╔══

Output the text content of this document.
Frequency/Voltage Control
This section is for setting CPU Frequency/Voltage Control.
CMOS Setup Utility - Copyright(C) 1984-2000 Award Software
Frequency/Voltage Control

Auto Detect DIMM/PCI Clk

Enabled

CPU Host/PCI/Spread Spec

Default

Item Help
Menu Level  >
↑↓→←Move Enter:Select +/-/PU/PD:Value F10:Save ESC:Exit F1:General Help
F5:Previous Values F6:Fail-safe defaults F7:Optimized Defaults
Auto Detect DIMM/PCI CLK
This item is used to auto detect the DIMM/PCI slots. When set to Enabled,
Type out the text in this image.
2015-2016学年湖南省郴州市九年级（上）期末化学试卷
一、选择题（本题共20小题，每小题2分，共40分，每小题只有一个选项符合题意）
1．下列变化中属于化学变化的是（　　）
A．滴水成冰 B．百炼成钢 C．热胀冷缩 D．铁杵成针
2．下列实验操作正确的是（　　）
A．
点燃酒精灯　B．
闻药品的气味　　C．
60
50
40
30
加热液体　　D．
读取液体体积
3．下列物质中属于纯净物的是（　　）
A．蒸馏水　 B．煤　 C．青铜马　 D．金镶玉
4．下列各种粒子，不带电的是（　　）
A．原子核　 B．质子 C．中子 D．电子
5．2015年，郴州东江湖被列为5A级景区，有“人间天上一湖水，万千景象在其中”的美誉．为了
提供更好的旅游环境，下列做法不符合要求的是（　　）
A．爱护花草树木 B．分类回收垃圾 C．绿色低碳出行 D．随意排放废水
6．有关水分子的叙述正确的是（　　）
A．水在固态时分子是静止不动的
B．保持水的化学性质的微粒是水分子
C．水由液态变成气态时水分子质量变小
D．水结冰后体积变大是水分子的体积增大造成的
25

╚══

Task instructions:
Return every line holding the word "Enabled" from the records.

Result for this exercise:
Enabled
This item is used to auto detect the DIMM/PCI slots. When set to Enabled,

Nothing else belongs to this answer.